Records:
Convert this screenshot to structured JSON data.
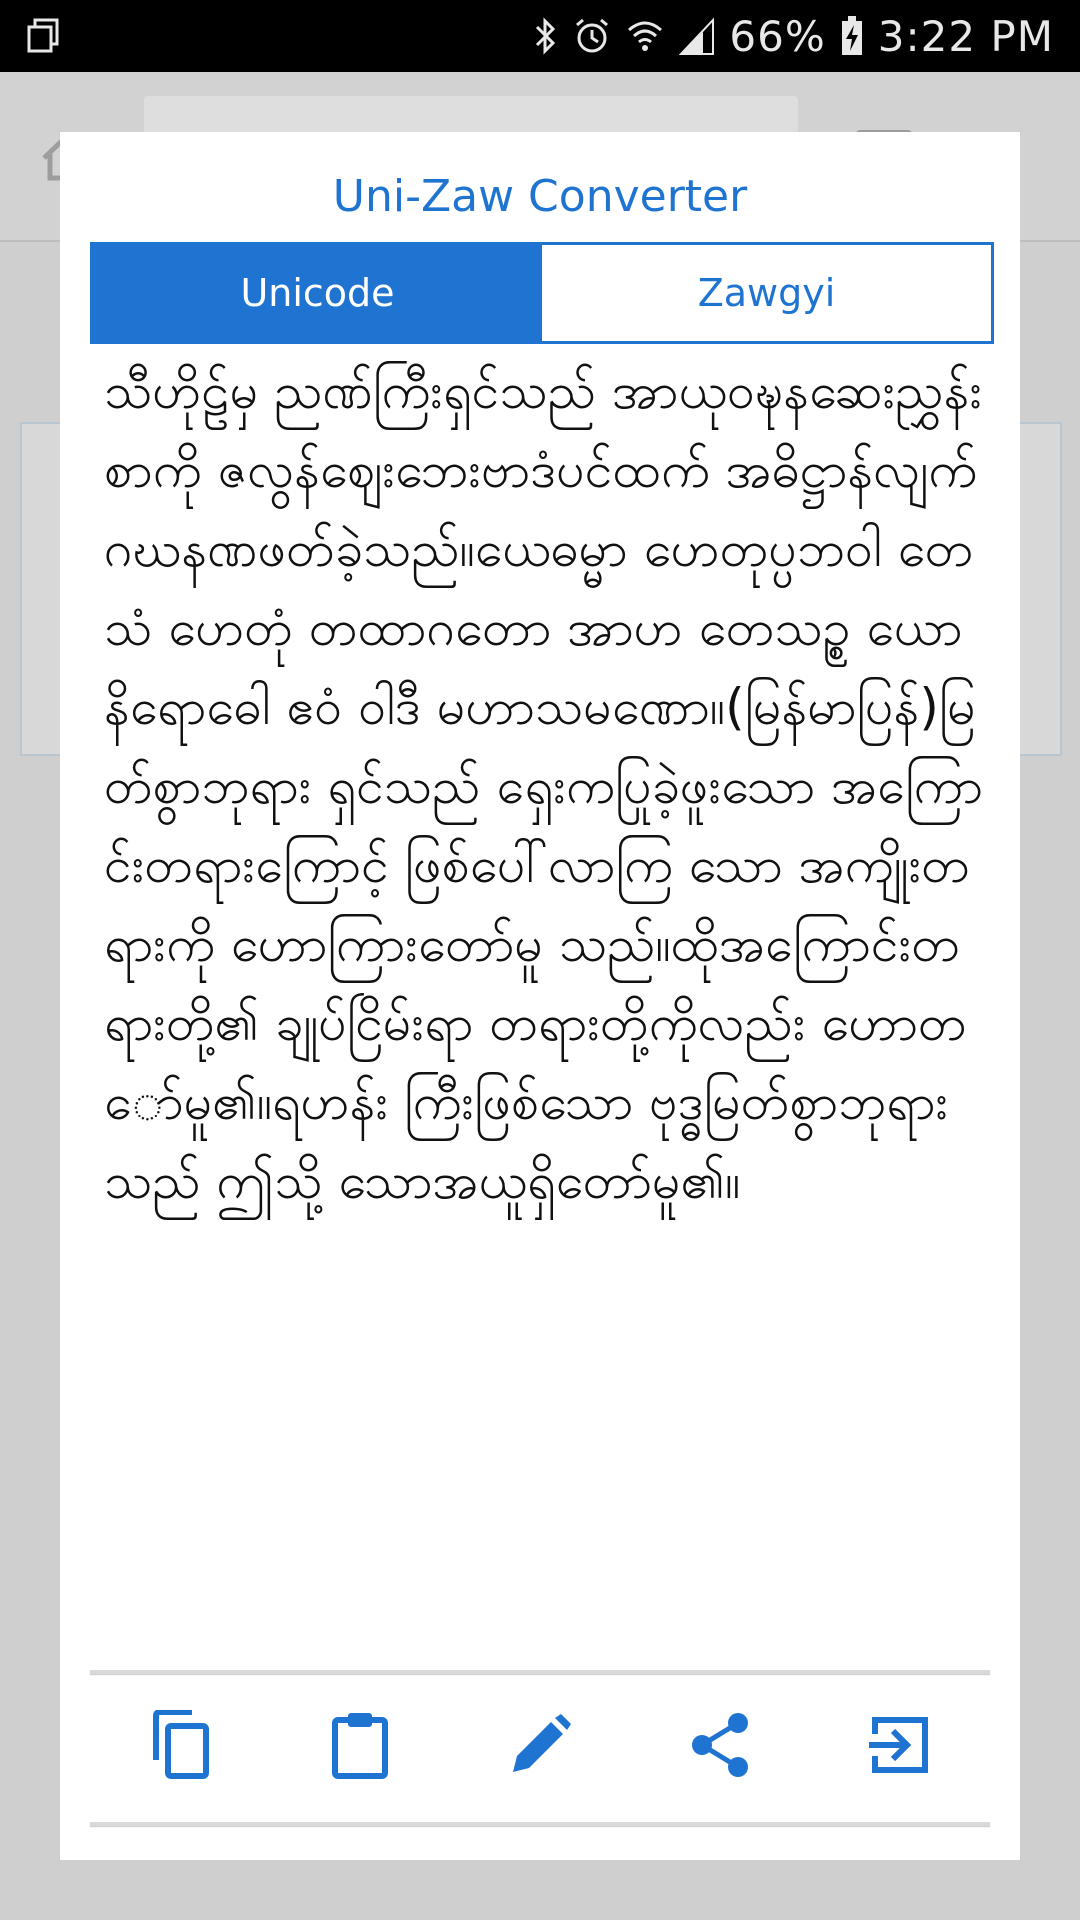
{
  "status_bar": {
    "battery": "66%",
    "time": "3:22 PM",
    "icons": [
      "copy-notification-icon",
      "bluetooth-icon",
      "alarm-icon",
      "wifi-icon",
      "signal-icon",
      "battery-charging-icon"
    ]
  },
  "background_app": {
    "icons": [
      "home-icon",
      "menu-icon"
    ]
  },
  "dialog": {
    "title": "Uni-Zaw Converter",
    "tabs": [
      {
        "label": "Unicode",
        "active": true
      },
      {
        "label": "Zawgyi",
        "active": false
      }
    ],
    "content_text": "သီဟိုဠ်မှ ညဏ်ကြီးရှင်သည် အာယုဝဍ္ဎနဆေးညွှန်းစာကို ဇလွန်ဈေးဘေးဗာဒံပင်ထက် အဓိဋ္ဌာန်လျက် ဂဃနဏဖတ်ခဲ့သည်။ယေဓမ္မာ ဟေတုပ္ပဘဝါ တေသံ ဟေတုံ တထာဂတော အာဟ တေသဉ္စ ယောနိရောဓေါ ဧဝံ ဝါဒီ မဟာသမဏော။(မြန်မာပြန်)မြတ်စွာဘုရား ရှင်သည် ရှေးကပြုခဲ့ဖူးသော အကြောင်းတရားကြောင့် ဖြစ်ပေါ်လာကြ သော အကျိုးတရားကို ဟောကြားတော်မူ သည်။ထိုအကြောင်းတရားတို့၏ ချုပ်ငြိမ်းရာ တရားတို့ကိုလည်း ဟောတော်မူ၏။ရဟန်း ကြီးဖြစ်သော ဗုဒ္ဓမြတ်စွာဘုရားသည် ဤသို့ သောအယူရှိတော်မူ၏။",
    "actions": [
      {
        "name": "copy-button",
        "icon": "copy-icon"
      },
      {
        "name": "paste-button",
        "icon": "clipboard-icon"
      },
      {
        "name": "edit-button",
        "icon": "pencil-icon"
      },
      {
        "name": "share-button",
        "icon": "share-icon"
      },
      {
        "name": "import-button",
        "icon": "input-icon"
      }
    ],
    "accent_color": "#1F74D2"
  }
}
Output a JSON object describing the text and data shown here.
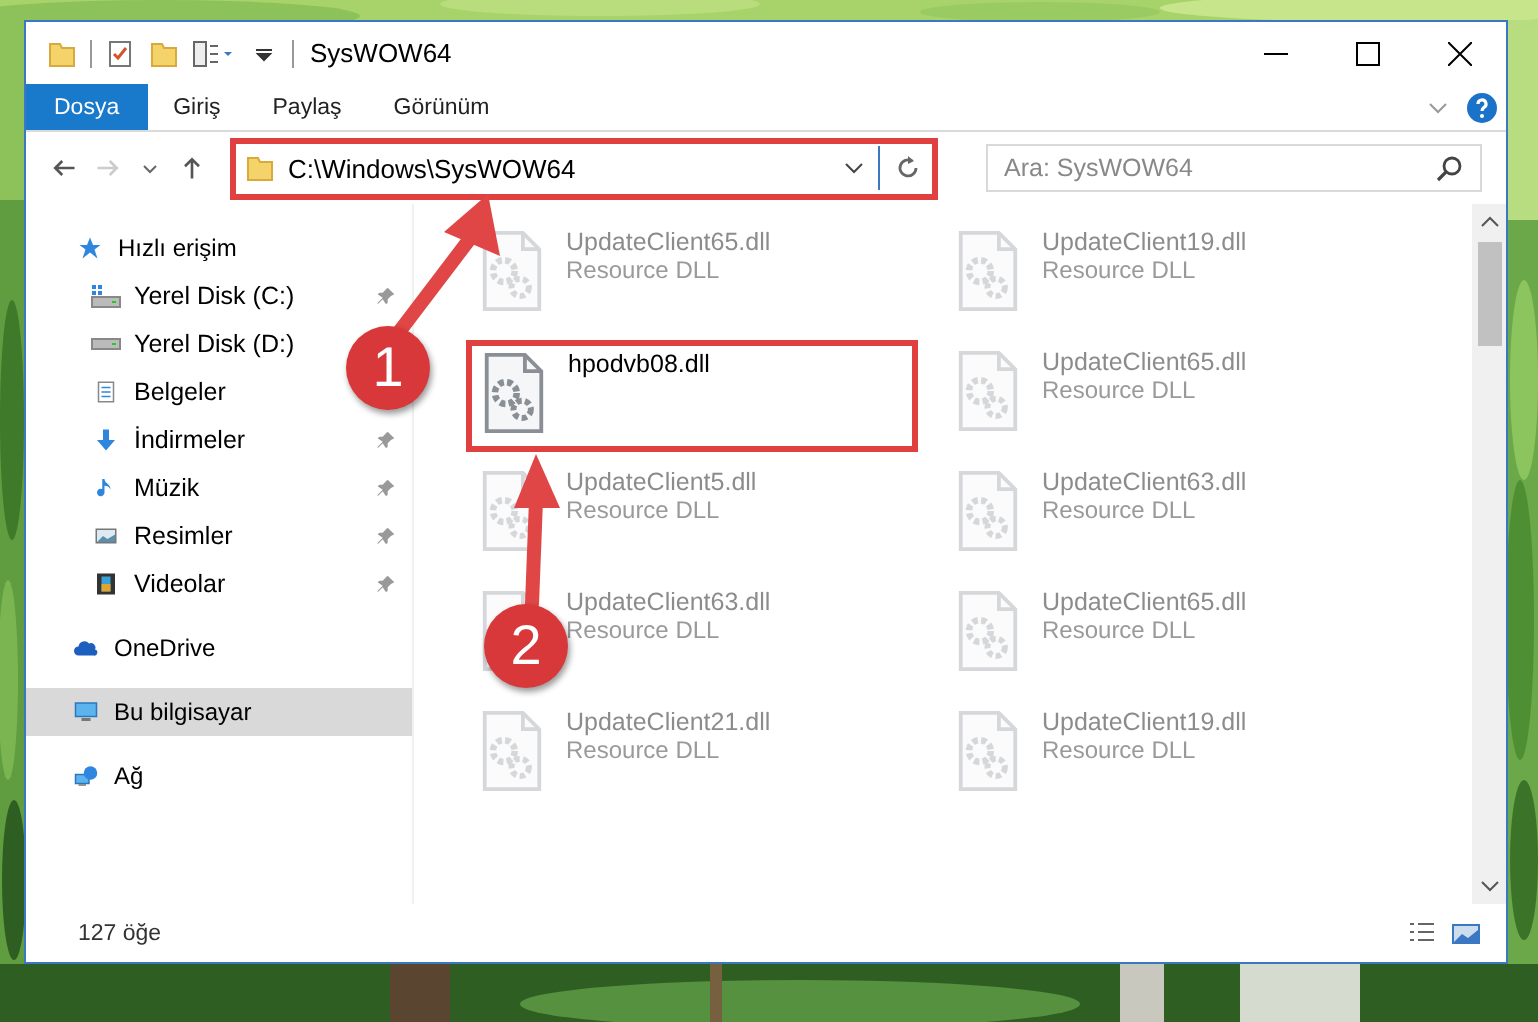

**PROBLEM REQUIREMENTS**
From the entries above, copy every line containing the word "data".

**RESULT OF THIS EXERCISE**
Convert this screenshot to structured JSON data.
Output a JSON object describing the text and data shown here.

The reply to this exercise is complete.